[BEGIN Provided material]

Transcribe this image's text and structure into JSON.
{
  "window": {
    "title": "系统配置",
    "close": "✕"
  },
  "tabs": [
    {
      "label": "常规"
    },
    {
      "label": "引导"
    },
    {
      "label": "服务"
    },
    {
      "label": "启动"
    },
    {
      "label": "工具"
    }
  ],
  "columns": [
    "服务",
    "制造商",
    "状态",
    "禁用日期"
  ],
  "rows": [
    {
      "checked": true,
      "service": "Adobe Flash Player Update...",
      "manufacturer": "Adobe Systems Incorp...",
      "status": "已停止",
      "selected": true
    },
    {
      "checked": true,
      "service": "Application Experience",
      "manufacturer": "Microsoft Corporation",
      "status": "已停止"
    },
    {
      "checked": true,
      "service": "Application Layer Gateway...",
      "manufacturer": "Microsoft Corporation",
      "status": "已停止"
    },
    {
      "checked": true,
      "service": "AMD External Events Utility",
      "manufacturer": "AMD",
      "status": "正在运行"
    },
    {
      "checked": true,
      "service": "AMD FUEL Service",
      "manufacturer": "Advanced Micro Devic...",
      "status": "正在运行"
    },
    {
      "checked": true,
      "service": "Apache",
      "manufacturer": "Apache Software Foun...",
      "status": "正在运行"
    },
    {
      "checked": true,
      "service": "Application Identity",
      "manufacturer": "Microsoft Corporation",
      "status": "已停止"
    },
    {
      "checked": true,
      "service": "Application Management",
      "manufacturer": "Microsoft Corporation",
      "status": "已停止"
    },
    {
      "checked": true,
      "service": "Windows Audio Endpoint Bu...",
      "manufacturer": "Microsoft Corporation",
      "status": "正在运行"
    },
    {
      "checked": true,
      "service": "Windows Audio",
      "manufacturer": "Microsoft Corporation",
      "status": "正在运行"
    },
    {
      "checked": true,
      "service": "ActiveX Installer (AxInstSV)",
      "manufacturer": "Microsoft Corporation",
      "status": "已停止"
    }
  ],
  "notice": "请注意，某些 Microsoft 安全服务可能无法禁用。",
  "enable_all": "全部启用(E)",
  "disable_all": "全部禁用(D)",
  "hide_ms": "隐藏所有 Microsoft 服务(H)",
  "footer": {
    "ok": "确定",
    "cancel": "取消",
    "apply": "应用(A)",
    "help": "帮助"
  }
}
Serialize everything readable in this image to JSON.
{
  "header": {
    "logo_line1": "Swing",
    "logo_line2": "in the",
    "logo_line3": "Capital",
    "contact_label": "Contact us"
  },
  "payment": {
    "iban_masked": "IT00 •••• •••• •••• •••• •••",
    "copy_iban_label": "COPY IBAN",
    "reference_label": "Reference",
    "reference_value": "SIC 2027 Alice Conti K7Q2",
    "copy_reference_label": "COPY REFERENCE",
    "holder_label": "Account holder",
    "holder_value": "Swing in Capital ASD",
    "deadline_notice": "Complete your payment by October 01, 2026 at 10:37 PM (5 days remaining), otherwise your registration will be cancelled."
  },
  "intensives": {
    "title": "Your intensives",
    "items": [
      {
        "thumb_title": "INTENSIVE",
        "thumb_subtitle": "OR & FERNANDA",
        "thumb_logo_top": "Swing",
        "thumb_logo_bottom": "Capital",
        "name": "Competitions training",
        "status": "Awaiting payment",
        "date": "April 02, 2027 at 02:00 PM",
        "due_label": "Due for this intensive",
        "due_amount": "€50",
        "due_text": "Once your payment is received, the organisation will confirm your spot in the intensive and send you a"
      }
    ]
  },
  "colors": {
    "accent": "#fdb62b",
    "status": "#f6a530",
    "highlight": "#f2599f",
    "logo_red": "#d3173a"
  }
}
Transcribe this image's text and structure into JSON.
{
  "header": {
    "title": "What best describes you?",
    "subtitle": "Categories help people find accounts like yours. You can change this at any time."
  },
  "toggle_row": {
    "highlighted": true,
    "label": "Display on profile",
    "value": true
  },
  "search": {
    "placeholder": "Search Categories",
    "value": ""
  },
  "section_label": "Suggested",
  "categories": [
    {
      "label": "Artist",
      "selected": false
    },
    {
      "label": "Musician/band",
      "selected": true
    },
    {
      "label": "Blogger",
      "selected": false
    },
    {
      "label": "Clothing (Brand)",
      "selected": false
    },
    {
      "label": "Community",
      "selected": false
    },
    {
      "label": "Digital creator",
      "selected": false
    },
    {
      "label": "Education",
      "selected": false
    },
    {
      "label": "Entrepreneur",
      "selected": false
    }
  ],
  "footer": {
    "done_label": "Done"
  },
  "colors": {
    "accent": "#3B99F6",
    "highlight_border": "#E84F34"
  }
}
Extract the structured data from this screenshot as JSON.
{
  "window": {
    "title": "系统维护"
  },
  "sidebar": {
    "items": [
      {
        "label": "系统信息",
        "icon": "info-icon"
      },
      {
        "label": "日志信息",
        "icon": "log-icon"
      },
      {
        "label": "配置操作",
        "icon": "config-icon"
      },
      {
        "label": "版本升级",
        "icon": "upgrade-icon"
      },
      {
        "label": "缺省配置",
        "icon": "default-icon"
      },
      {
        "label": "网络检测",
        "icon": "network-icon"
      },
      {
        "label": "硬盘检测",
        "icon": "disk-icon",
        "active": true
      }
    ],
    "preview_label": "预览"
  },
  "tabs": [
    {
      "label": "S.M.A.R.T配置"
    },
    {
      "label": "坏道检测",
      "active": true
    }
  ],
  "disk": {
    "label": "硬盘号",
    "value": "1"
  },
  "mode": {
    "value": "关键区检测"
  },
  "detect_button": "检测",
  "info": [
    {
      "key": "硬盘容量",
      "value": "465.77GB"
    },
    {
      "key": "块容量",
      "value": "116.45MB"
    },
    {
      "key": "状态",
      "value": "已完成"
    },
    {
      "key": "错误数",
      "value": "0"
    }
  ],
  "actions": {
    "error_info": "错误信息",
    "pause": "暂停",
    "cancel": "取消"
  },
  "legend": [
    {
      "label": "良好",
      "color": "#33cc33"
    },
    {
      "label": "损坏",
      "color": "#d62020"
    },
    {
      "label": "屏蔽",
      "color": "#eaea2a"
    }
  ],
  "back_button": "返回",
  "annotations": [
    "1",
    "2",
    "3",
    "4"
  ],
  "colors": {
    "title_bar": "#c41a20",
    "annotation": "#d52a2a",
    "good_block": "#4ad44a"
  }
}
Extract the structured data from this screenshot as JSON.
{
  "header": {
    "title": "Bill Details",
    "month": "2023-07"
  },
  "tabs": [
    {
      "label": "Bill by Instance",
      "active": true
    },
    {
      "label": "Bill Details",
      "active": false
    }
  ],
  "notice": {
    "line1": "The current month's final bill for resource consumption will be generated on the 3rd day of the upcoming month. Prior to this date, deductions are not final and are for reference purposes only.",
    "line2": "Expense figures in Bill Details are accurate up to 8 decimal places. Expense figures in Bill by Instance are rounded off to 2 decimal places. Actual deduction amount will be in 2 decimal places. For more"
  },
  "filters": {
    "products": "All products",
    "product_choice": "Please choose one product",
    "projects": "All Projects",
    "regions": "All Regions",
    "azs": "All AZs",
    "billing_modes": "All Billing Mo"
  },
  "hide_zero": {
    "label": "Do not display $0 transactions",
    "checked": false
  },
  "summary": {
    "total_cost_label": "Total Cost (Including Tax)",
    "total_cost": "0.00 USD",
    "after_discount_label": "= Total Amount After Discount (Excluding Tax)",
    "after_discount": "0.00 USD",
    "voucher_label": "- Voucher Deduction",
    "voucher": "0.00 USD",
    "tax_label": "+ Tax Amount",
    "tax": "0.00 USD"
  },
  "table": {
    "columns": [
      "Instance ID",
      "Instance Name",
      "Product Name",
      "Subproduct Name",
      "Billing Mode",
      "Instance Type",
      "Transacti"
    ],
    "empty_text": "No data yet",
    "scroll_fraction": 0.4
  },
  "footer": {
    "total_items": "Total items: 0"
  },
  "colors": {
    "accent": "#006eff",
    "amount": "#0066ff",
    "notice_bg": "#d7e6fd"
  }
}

[END Provided material]

* [Problem description]: Find the word "Application" in the material, then list each line that holds it.

* [Solved exercise]:
      "service": "Application Experience",
      "service": "Application Layer Gateway...",
      "service": "Application Identity",
      "service": "Application Management",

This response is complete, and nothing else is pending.